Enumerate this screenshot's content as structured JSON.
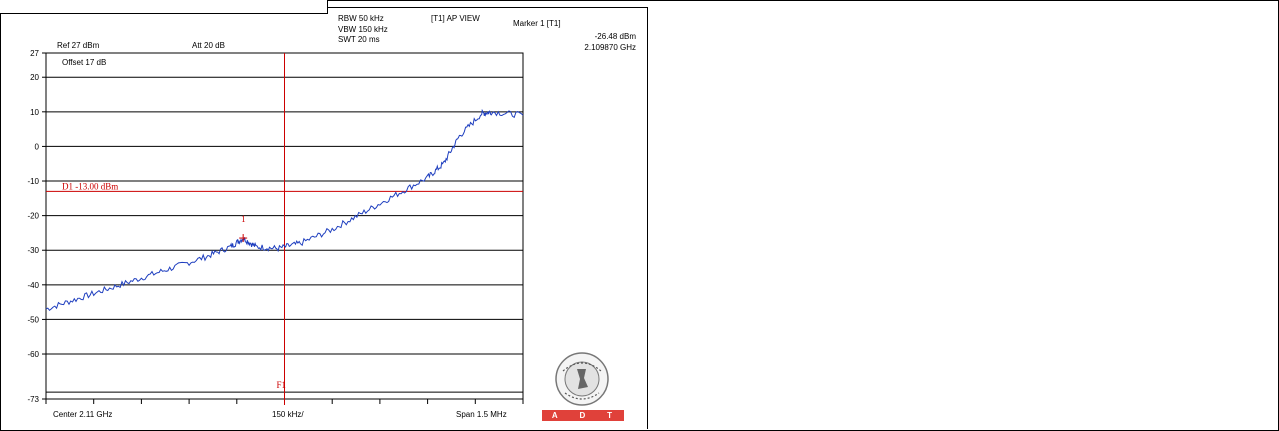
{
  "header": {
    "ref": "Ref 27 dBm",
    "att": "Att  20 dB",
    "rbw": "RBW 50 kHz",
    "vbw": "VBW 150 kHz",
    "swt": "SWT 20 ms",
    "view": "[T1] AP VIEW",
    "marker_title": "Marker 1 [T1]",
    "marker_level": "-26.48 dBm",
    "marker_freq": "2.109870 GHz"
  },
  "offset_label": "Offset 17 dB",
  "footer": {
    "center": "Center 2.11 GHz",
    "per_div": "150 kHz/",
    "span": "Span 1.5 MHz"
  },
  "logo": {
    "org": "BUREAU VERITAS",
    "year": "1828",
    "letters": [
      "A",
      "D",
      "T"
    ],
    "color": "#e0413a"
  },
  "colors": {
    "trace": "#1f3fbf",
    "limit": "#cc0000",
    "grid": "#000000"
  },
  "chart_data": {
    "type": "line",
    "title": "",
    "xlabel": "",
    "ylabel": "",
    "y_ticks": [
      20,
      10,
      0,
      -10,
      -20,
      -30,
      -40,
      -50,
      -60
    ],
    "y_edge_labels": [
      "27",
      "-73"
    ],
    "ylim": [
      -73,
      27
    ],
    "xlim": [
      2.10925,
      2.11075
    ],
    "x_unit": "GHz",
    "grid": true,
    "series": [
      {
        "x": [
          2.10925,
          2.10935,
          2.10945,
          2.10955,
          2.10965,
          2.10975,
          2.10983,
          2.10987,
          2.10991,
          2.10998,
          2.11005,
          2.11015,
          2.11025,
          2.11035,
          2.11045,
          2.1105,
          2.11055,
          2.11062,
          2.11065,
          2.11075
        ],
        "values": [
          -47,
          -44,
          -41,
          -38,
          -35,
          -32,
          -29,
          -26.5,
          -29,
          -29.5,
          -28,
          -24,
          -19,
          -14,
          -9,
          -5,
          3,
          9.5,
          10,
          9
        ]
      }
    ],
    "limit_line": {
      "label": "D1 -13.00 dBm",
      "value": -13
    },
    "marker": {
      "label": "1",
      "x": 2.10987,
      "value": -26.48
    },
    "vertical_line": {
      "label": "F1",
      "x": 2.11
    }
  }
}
********************
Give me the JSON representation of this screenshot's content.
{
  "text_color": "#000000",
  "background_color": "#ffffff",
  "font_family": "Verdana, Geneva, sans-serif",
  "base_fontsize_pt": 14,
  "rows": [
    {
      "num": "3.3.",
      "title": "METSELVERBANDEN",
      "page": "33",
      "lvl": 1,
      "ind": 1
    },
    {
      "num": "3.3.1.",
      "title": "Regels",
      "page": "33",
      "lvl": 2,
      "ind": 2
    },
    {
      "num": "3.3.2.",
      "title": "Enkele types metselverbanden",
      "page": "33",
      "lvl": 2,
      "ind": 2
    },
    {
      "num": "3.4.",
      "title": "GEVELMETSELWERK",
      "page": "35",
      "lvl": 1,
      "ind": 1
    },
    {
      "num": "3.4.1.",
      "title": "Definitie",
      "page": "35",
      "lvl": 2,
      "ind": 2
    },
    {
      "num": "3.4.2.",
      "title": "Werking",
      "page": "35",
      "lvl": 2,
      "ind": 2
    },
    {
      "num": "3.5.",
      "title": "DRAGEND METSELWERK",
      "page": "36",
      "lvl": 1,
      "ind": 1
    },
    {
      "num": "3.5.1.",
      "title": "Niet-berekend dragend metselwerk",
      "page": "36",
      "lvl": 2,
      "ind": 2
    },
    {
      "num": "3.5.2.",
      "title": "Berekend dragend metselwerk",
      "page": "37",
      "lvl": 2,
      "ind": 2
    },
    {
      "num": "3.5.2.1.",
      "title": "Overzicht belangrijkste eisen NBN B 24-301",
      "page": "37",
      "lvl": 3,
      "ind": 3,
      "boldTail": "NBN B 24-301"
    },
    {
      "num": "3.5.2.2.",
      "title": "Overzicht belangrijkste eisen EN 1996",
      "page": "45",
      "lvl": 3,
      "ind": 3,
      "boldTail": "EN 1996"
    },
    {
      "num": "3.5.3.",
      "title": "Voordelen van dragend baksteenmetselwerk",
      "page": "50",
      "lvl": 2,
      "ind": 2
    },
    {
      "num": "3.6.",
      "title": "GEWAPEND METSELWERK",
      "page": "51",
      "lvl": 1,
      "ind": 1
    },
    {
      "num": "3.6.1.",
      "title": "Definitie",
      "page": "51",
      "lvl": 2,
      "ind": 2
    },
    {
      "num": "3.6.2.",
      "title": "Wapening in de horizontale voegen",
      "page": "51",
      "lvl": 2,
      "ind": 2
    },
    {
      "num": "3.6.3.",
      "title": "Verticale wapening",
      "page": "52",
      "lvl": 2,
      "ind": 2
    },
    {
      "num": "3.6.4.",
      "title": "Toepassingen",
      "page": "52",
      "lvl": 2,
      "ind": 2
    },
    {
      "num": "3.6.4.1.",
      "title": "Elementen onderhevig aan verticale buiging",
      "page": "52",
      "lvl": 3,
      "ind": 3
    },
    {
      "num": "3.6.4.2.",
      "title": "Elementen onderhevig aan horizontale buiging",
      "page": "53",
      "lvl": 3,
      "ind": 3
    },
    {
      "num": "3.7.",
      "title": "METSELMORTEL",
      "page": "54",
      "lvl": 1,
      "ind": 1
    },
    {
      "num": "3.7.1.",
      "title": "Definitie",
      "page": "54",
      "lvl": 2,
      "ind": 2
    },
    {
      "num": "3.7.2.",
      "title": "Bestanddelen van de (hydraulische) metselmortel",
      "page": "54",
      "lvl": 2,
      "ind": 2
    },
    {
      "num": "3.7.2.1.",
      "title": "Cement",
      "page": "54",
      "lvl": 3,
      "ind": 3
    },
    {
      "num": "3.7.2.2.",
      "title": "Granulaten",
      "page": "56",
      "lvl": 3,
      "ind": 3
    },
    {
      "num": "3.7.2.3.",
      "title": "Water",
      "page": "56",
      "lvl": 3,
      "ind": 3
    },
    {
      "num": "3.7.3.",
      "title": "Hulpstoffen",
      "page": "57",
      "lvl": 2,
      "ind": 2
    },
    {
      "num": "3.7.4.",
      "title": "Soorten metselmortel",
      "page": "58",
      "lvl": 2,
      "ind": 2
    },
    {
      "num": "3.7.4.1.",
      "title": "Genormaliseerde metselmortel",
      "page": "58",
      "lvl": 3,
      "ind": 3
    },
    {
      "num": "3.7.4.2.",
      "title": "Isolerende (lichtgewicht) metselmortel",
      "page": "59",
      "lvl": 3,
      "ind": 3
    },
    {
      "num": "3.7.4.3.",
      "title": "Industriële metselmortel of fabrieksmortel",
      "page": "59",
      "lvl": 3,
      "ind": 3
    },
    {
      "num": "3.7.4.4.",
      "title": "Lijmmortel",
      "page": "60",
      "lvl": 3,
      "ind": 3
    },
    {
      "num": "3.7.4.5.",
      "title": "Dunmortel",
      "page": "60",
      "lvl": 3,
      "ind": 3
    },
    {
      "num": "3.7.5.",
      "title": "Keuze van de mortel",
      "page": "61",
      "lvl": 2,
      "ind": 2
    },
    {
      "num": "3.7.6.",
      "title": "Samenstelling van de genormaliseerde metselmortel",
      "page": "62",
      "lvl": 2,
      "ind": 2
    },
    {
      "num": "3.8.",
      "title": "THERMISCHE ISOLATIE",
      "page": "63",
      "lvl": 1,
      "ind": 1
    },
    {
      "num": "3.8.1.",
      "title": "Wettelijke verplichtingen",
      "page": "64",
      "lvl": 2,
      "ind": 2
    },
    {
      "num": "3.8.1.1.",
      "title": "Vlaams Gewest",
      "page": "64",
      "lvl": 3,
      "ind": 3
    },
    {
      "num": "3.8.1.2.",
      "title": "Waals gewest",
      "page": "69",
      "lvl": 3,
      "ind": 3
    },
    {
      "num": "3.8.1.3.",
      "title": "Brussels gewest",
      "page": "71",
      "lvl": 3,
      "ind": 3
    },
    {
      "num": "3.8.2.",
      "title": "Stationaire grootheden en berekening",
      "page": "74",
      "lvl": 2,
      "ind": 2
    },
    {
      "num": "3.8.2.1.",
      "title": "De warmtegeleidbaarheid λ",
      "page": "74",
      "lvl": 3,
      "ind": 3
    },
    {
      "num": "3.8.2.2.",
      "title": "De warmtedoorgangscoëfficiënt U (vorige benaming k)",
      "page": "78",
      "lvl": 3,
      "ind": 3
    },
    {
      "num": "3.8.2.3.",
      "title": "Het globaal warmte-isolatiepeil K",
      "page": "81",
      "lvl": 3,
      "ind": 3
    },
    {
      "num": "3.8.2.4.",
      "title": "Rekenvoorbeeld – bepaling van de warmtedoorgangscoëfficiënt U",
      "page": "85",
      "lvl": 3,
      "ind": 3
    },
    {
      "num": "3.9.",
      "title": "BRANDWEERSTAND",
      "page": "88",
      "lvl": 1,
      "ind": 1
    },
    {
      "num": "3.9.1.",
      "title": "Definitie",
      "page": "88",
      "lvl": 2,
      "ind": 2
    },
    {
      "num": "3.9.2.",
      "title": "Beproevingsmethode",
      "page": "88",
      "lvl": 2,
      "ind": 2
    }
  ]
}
********************
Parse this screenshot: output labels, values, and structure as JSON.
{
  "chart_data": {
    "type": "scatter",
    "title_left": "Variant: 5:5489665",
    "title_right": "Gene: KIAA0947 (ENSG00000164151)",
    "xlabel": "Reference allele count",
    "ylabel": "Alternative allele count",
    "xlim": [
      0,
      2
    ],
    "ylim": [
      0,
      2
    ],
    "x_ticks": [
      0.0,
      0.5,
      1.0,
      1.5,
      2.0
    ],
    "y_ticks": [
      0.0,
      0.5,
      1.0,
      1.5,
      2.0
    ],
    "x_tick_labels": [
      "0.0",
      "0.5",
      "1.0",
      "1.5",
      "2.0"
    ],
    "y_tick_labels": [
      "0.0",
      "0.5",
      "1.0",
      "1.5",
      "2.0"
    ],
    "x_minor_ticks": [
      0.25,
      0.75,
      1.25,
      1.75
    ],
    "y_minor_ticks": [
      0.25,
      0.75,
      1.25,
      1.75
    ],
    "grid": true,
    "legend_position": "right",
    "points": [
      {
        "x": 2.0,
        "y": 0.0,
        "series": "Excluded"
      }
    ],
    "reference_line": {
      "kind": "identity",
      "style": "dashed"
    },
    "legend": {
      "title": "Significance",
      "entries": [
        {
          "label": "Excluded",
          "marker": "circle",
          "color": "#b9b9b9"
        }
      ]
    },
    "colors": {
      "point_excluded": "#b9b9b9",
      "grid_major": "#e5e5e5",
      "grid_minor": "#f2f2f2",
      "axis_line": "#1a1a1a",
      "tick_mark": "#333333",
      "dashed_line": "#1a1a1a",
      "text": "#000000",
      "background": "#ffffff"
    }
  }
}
********************
What is required:
Every line in the data that holds "Elementen" should be copied out.

Reply to the task:
      "title": "Elementen onderhevig aan verticale buiging",
      "title": "Elementen onderhevig aan horizontale buiging",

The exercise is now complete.